__Problem details__: Repeat each entry as written, dropping any picture you find.

----------

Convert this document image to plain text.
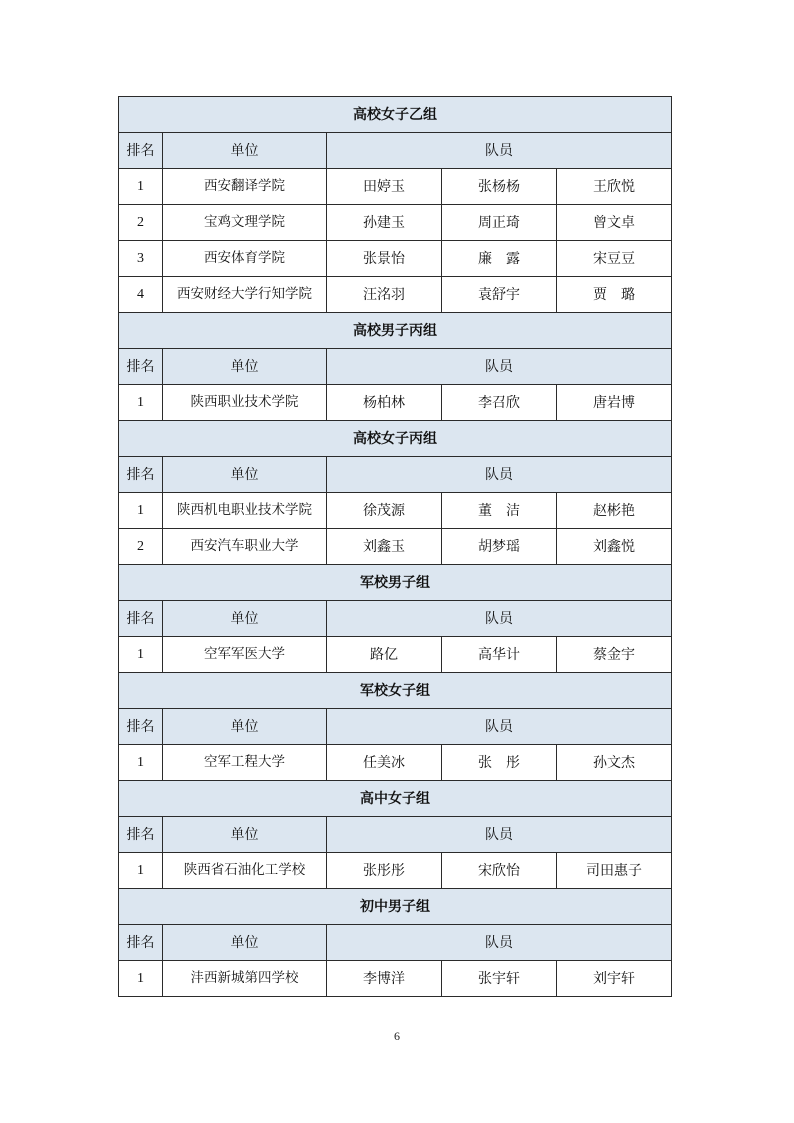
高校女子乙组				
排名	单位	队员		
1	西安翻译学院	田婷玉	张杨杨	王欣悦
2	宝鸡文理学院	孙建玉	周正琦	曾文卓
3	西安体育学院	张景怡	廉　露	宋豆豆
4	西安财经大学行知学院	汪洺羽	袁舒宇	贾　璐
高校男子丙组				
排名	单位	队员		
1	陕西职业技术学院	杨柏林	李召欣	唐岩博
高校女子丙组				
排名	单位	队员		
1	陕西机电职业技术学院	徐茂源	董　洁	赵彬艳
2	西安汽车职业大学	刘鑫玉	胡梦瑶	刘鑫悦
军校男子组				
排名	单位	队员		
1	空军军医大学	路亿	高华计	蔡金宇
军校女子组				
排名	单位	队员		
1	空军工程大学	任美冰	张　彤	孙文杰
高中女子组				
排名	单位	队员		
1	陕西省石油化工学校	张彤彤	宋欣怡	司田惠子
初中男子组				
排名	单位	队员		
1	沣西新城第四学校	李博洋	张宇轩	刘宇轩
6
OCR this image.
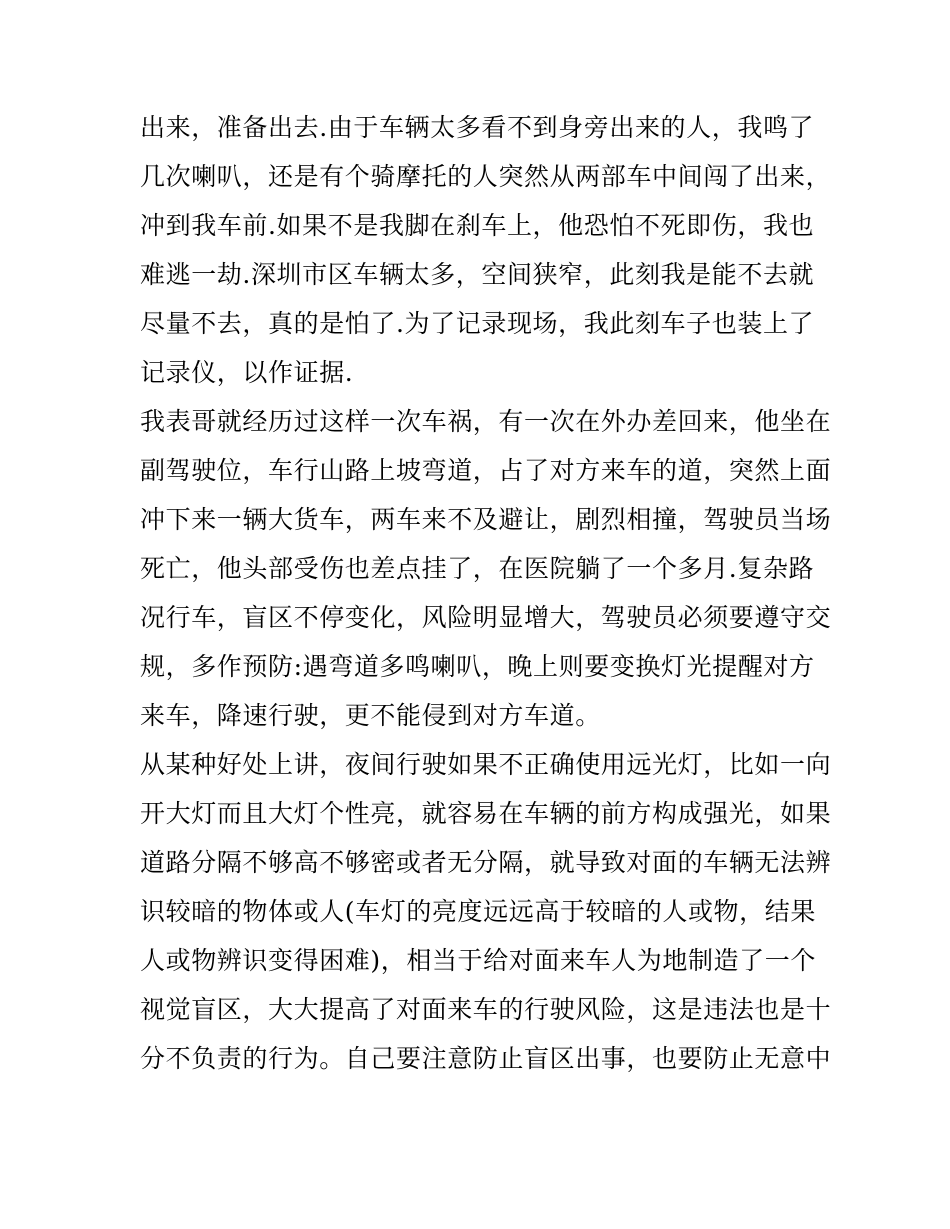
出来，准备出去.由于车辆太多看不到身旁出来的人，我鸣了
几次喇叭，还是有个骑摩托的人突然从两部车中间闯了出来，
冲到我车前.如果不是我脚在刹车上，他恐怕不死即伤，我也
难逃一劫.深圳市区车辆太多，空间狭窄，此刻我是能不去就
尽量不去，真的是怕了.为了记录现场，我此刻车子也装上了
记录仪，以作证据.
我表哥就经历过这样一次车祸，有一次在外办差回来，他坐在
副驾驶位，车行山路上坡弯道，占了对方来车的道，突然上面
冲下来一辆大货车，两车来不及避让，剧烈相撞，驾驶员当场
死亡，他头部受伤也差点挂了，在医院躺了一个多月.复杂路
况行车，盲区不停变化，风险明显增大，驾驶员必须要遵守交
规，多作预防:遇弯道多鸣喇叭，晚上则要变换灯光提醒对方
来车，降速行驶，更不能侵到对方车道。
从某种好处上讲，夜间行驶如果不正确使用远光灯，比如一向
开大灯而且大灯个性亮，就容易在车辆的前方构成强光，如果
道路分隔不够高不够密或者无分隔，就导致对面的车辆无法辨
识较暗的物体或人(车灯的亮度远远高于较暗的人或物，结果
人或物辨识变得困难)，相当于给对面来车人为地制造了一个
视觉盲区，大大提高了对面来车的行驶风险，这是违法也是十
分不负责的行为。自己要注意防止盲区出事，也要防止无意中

----------

__Result below__:
Convert this document image to plain text.
高校女子乙组				
排名	单位	队员		
1	西安翻译学院	田婷玉	张杨杨	王欣悦
2	宝鸡文理学院	孙建玉	周正琦	曾文卓
3	西安体育学院	张景怡	廉　露	宋豆豆
4	西安财经大学行知学院	汪洺羽	袁舒宇	贾　璐
高校男子丙组				
排名	单位	队员		
1	陕西职业技术学院	杨柏林	李召欣	唐岩博
高校女子丙组				
排名	单位	队员		
1	陕西机电职业技术学院	徐茂源	董　洁	赵彬艳
2	西安汽车职业大学	刘鑫玉	胡梦瑶	刘鑫悦
军校男子组				
排名	单位	队员		
1	空军军医大学	路亿	高华计	蔡金宇
军校女子组				
排名	单位	队员		
1	空军工程大学	任美冰	张　彤	孙文杰
高中女子组				
排名	单位	队员		
1	陕西省石油化工学校	张彤彤	宋欣怡	司田惠子
初中男子组				
排名	单位	队员		
1	沣西新城第四学校	李博洋	张宇轩	刘宇轩
6
OCR this image.
出来，准备出去.由于车辆太多看不到身旁出来的人，我鸣了
几次喇叭，还是有个骑摩托的人突然从两部车中间闯了出来，
冲到我车前.如果不是我脚在刹车上，他恐怕不死即伤，我也
难逃一劫.深圳市区车辆太多，空间狭窄，此刻我是能不去就
尽量不去，真的是怕了.为了记录现场，我此刻车子也装上了
记录仪，以作证据.
我表哥就经历过这样一次车祸，有一次在外办差回来，他坐在
副驾驶位，车行山路上坡弯道，占了对方来车的道，突然上面
冲下来一辆大货车，两车来不及避让，剧烈相撞，驾驶员当场
死亡，他头部受伤也差点挂了，在医院躺了一个多月.复杂路
况行车，盲区不停变化，风险明显增大，驾驶员必须要遵守交
规，多作预防:遇弯道多鸣喇叭，晚上则要变换灯光提醒对方
来车，降速行驶，更不能侵到对方车道。
从某种好处上讲，夜间行驶如果不正确使用远光灯，比如一向
开大灯而且大灯个性亮，就容易在车辆的前方构成强光，如果
道路分隔不够高不够密或者无分隔，就导致对面的车辆无法辨
识较暗的物体或人(车灯的亮度远远高于较暗的人或物，结果
人或物辨识变得困难)，相当于给对面来车人为地制造了一个
视觉盲区，大大提高了对面来车的行驶风险，这是违法也是十
分不负责的行为。自己要注意防止盲区出事，也要防止无意中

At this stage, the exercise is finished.